# Task inputs

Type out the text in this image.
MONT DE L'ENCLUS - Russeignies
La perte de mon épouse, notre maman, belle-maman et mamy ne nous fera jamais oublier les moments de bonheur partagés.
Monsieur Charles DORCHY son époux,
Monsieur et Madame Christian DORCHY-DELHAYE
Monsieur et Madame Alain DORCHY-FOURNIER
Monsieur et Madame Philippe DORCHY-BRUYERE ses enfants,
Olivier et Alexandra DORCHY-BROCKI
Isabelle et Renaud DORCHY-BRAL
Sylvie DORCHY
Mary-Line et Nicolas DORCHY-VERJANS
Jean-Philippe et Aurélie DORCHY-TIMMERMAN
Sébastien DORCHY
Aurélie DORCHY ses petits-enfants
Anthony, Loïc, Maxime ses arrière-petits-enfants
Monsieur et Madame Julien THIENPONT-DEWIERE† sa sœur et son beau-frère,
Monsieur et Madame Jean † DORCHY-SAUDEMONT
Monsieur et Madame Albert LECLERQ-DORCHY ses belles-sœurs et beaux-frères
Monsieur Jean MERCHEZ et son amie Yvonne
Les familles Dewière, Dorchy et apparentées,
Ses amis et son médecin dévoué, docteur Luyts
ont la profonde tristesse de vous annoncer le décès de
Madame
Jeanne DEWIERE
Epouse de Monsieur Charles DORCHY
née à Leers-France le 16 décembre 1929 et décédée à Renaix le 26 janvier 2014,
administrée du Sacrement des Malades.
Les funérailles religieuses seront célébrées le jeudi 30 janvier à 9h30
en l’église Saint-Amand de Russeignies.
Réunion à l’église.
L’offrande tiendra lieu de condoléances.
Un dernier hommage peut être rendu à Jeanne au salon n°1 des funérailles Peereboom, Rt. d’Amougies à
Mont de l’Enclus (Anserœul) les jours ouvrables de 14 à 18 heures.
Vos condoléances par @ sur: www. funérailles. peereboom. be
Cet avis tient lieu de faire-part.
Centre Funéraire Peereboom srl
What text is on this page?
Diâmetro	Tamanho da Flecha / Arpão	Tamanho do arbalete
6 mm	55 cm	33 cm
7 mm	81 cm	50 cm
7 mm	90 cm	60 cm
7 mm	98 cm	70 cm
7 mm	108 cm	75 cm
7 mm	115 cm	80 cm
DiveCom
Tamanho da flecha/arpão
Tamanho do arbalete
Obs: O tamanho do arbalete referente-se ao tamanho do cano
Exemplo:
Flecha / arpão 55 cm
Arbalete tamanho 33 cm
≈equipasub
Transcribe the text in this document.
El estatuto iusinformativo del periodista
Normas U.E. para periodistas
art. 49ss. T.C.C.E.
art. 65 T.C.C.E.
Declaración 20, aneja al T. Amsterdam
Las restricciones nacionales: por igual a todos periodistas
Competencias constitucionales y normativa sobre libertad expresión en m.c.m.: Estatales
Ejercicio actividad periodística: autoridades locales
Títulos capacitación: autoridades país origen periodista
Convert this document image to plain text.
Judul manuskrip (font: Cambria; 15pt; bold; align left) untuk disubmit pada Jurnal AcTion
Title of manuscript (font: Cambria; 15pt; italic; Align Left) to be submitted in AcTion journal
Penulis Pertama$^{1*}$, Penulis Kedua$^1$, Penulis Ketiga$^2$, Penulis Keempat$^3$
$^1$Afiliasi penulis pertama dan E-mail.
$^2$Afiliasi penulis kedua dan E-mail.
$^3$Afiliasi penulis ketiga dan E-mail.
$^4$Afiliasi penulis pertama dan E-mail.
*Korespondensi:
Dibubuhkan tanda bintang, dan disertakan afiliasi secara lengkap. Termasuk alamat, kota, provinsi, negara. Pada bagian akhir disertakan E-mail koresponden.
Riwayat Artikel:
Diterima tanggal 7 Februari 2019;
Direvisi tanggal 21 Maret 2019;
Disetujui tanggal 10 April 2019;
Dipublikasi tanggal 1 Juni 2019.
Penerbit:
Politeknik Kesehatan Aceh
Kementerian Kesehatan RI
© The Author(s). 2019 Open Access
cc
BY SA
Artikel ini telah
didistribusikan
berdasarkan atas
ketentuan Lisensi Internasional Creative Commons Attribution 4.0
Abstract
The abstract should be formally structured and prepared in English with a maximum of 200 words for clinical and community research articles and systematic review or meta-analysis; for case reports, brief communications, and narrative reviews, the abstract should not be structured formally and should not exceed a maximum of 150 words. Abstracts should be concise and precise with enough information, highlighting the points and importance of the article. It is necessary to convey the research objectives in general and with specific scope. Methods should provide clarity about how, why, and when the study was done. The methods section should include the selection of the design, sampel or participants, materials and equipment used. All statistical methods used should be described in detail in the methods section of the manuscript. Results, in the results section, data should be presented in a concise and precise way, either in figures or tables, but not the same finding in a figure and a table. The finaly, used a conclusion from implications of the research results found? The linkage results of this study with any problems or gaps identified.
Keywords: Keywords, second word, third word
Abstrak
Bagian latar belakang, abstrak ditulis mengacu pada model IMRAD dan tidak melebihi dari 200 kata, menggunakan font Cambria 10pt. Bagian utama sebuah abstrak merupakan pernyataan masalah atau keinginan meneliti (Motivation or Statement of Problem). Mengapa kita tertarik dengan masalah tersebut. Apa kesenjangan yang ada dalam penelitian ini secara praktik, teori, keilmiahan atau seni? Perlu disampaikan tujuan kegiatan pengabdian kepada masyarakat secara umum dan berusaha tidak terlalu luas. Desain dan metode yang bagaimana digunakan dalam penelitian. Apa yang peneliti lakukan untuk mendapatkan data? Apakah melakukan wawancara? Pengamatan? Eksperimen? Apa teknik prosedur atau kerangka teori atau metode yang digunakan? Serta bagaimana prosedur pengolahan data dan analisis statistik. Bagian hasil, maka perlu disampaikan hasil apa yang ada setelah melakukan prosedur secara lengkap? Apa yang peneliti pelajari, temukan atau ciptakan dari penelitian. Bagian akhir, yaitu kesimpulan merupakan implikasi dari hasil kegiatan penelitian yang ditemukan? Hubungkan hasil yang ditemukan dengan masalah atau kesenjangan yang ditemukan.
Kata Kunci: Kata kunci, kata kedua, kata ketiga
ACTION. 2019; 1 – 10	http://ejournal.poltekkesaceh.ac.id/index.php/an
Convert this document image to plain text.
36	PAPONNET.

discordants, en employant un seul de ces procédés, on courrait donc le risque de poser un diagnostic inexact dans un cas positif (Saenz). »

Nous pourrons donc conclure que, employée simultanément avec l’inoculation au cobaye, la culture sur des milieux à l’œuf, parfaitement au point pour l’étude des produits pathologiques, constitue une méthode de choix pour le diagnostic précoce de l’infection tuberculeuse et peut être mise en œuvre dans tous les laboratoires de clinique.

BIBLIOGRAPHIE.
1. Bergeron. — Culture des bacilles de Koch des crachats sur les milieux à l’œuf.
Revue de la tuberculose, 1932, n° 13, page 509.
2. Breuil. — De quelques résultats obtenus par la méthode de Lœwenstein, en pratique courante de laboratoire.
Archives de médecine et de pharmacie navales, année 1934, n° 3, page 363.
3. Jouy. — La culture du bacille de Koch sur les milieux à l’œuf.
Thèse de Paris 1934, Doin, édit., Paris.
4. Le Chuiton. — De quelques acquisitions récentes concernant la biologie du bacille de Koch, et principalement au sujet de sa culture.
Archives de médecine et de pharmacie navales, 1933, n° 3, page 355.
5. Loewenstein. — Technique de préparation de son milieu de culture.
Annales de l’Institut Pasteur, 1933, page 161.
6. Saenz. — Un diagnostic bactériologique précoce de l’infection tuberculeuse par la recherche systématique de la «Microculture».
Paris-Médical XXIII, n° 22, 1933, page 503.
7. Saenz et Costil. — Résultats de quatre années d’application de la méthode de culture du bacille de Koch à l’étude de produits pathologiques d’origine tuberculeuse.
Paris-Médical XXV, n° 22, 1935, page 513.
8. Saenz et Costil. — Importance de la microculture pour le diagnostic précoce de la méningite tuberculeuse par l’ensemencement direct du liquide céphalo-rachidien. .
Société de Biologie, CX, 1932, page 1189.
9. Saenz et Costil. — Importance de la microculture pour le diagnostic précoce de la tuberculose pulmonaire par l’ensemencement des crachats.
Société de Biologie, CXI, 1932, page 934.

# Exercise brief
Copy every line above in which the string "mail" shows up.

# Written answer
$^1$Afiliasi penulis pertama dan E-mail.
$^2$Afiliasi penulis kedua dan E-mail.
$^3$Afiliasi penulis ketiga dan E-mail.
$^4$Afiliasi penulis pertama dan E-mail.
Dibubuhkan tanda bintang, dan disertakan afiliasi secara lengkap. Termasuk alamat, kota, provinsi, negara. Pada bagian akhir disertakan E-mail koresponden.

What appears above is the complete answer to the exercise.